(COMPITO ASSEGNATO 1)
Ricopia parola per parola tutto il brano sulla porta delle pecore riportato qui sotto.

(BRANO DEL DOCUMENTO)
☆ ☆ ☆ ☆ ☆

In quel tempo, Gesù disse: «In verità, in verità io vi dico: chi non entra nel recinto delle pecore dalla porta, ma vi sale da un'altra parte, è un ladro e un brigante. Chi invece entra dalla porta, è pastore delle pecore.
Il guardiano gli apre e le pecore ascoltano la sua voce: egli chiama le sue pecore, ciascuna per nome, e le conduce fuori. E quando ha spinto fuori tutte le sue pecore, cammina davanti a esse, e le pecore lo seguono perché conoscono la sua voce. Un estraneo invece non lo seguiranno, ma fuggiranno via da lui, perché non conoscono la voce degli estranei».
Gesù disse loro questa similitudine, ma essi non capirono di che cosa parlava loro.
Allora Gesù disse loro di nuovo: «In verità, in verità io vi dico: io sono la porta delle pecore. Tutti coloro che sono venuti prima di me, sono ladri e briganti; ma le pecore non li hanno ascoltati. Io sono la porta: se uno entra attraverso di me, sarà salvato; entrerà e uscirà e troverà pascolo.
Il ladro non viene se non per rubare, uccidere e distruggere; io sono venuto perché abbiano la vita e l'abbiano in abbondanza». Parola del Signore.

RIFLESSIONI

"Le pecore affamate alzano la testa e non vengono nutrite". Questa è la critica di Milton ai pastori del suo tempo.

☆ ☆ ☆ ☆ ☆

Voci degli elementi annotati:
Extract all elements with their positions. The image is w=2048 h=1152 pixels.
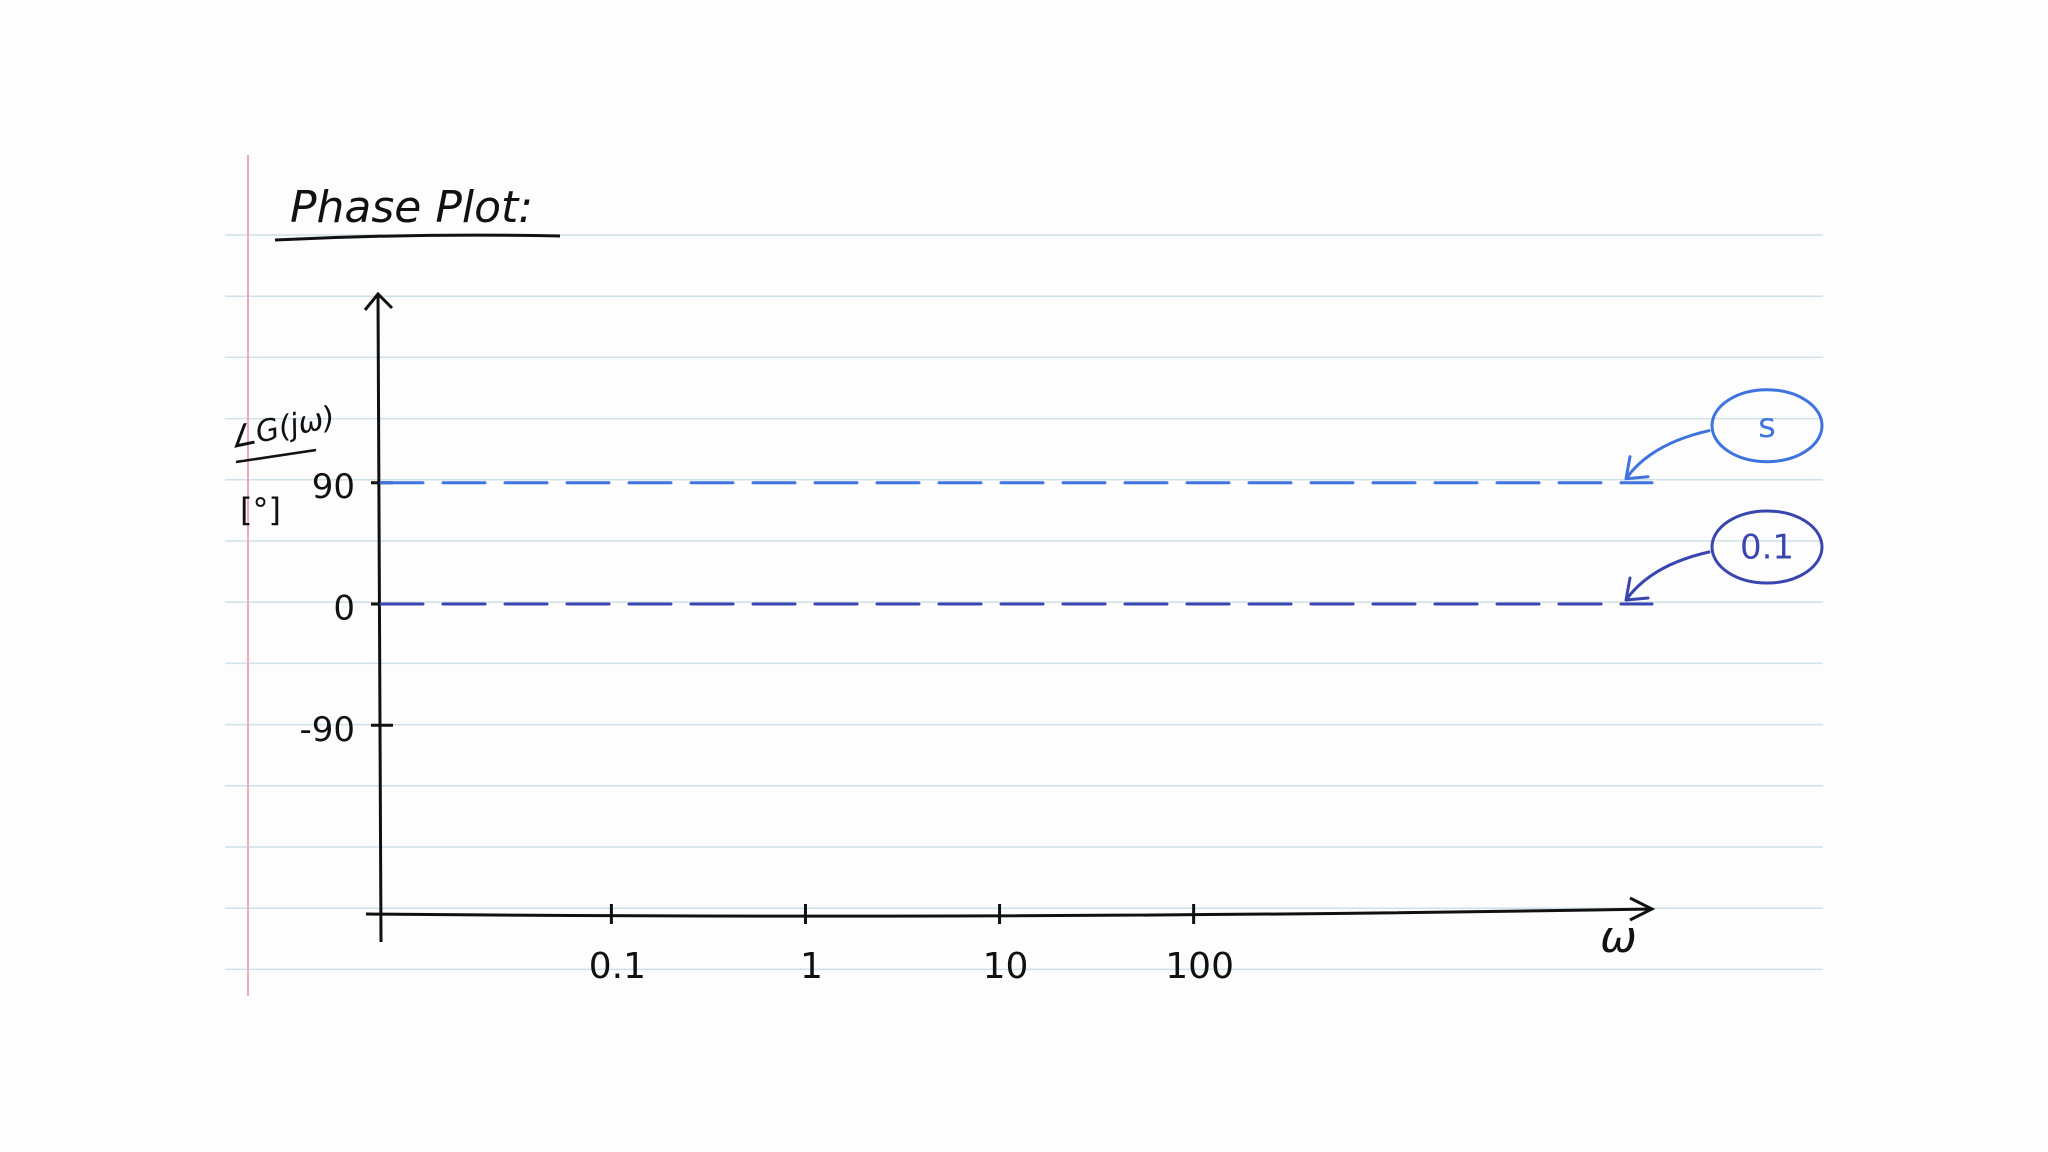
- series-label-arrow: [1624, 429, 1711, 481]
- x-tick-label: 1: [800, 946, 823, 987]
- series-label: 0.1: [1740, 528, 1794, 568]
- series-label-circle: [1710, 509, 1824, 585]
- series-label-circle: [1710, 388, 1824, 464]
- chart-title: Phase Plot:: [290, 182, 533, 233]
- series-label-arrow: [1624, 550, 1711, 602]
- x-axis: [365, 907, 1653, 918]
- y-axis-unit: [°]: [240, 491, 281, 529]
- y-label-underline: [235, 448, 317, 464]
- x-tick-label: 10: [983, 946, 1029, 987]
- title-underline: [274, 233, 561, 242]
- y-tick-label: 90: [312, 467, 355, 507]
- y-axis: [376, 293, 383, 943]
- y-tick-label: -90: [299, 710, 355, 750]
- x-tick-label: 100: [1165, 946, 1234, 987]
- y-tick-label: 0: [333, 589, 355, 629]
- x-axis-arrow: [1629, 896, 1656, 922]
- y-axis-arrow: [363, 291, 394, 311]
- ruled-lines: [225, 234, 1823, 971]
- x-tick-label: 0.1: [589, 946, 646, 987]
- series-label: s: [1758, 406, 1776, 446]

☆ ☆ ☆ ☆ ☆

(COMPITO ASSEGNATO 2)
Cita esattamente tutte le righe dell'elenco riportato sopra, dalla prima all'ultima, tralasciando le immagini.

(RISULTATO DEL COMPITO 1)
In quel tempo, Gesù disse: «In verità, in verità io vi dico: chi non entra nel recinto delle pecore dalla porta, ma vi sale da un'altra parte, è un ladro e un brigante. Chi invece entra dalla porta, è pastore delle pecore.
Il guardiano gli apre e le pecore ascoltano la sua voce: egli chiama le sue pecore, ciascuna per nome, e le conduce fuori. E quando ha spinto fuori tutte le sue pecore, cammina davanti a esse, e le pecore lo seguono perché conoscono la sua voce. Un estraneo invece non lo seguiranno, ma fuggiranno via da lui, perché non conoscono la voce degli estranei».
Gesù disse loro questa similitudine, ma essi non capirono di che cosa parlava loro.
Allora Gesù disse loro di nuovo: «In verità, in verità io vi dico: io sono la porta delle pecore. Tutti coloro che sono venuti prima di me, sono ladri e briganti; ma le pecore non li hanno ascoltati. Io sono la porta: se uno entra attraverso di me, sarà salvato; entrerà e uscirà e troverà pascolo.
Il ladro non viene se non per rubare, uccidere e distruggere; io sono venuto perché abbiano la vita e l'abbiano in abbondanza». Parola del Signore.

RIFLESSIONI

"Le pecore affamate alzano la testa e non vengono nutrite". Questa è la critica di Milton ai pastori del suo tempo.

(RISULTATO DEL COMPITO 2)
Extract all elements with their positions. The image is w=2048 h=1152 pixels.
- series-label-arrow: [1624, 429, 1711, 481]
- x-tick-label: 1: [800, 946, 823, 987]
- series-label: 0.1: [1740, 528, 1794, 568]
- series-label-circle: [1710, 509, 1824, 585]
- series-label-circle: [1710, 388, 1824, 464]
- chart-title: Phase Plot:: [290, 182, 533, 233]
- series-label-arrow: [1624, 550, 1711, 602]
- x-axis: [365, 907, 1653, 918]
- y-axis-unit: [°]: [240, 491, 281, 529]
- y-label-underline: [235, 448, 317, 464]
- x-tick-label: 10: [983, 946, 1029, 987]
- title-underline: [274, 233, 561, 242]
- y-tick-label: 90: [312, 467, 355, 507]
- y-axis: [376, 293, 383, 943]
- y-tick-label: -90: [299, 710, 355, 750]
- x-tick-label: 100: [1165, 946, 1234, 987]
- y-tick-label: 0: [333, 589, 355, 629]
- x-axis-arrow: [1629, 896, 1656, 922]
- y-axis-arrow: [363, 291, 394, 311]
- ruled-lines: [225, 234, 1823, 971]
- x-tick-label: 0.1: [589, 946, 646, 987]
- series-label: s: [1758, 406, 1776, 446]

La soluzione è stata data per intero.